* **Set problem**
Write out the data again in full, exactly as it reads.

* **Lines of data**
>>>

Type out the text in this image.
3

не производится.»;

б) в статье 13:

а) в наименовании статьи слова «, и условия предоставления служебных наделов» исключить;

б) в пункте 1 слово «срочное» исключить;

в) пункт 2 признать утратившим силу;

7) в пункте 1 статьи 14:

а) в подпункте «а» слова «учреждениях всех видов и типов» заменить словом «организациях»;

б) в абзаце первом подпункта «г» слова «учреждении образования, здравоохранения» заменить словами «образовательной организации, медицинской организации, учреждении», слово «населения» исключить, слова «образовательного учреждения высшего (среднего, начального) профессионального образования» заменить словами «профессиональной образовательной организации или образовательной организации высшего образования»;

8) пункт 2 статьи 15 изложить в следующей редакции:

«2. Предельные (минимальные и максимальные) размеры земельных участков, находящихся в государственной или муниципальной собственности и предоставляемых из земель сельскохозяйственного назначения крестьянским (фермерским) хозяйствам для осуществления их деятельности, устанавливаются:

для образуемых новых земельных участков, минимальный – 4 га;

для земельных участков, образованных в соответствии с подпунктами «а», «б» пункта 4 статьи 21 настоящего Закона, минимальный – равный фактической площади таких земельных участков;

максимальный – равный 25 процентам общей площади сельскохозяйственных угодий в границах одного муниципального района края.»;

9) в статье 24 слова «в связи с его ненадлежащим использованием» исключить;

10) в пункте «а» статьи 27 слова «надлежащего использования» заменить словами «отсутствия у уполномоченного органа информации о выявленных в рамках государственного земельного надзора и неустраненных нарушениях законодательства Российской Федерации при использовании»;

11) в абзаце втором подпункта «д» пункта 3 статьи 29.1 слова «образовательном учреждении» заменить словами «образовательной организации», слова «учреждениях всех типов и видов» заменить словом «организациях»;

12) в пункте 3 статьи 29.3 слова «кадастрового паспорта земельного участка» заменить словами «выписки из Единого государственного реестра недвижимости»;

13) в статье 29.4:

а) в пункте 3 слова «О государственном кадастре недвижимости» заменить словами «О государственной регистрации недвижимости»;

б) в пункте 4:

<<<

* **Solution**
Type out the text in this image.
3

не производится.»;

б) в статье 13:

а) в наименовании статьи слова «, и условия предоставления служебных наделов» исключить;

б) в пункте 1 слово «срочное» исключить;

в) пункт 2 признать утратившим силу;

7) в пункте 1 статьи 14:

а) в подпункте «а» слова «учреждениях всех видов и типов» заменить словом «организациях»;

б) в абзаце первом подпункта «г» слова «учреждении образования, здравоохранения» заменить словами «образовательной организации, медицинской организации, учреждении», слово «населения» исключить, слова «образовательного учреждения высшего (среднего, начального) профессионального образования» заменить словами «профессиональной образовательной организации или образовательной организации высшего образования»;

8) пункт 2 статьи 15 изложить в следующей редакции:

«2. Предельные (минимальные и максимальные) размеры земельных участков, находящихся в государственной или муниципальной собственности и предоставляемых из земель сельскохозяйственного назначения крестьянским (фермерским) хозяйствам для осуществления их деятельности, устанавливаются:

для образуемых новых земельных участков, минимальный – 4 га;

для земельных участков, образованных в соответствии с подпунктами «а», «б» пункта 4 статьи 21 настоящего Закона, минимальный – равный фактической площади таких земельных участков;

максимальный – равный 25 процентам общей площади сельскохозяйственных угодий в границах одного муниципального района края.»;

9) в статье 24 слова «в связи с его ненадлежащим использованием» исключить;

10) в пункте «а» статьи 27 слова «надлежащего использования» заменить словами «отсутствия у уполномоченного органа информации о выявленных в рамках государственного земельного надзора и неустраненных нарушениях законодательства Российской Федерации при использовании»;

11) в абзаце втором подпункта «д» пункта 3 статьи 29.1 слова «образовательном учреждении» заменить словами «образовательной организации», слова «учреждениях всех типов и видов» заменить словом «организациях»;

12) в пункте 3 статьи 29.3 слова «кадастрового паспорта земельного участка» заменить словами «выписки из Единого государственного реестра недвижимости»;

13) в статье 29.4:

а) в пункте 3 слова «О государственном кадастре недвижимости» заменить словами «О государственной регистрации недвижимости»;

б) в пункте 4:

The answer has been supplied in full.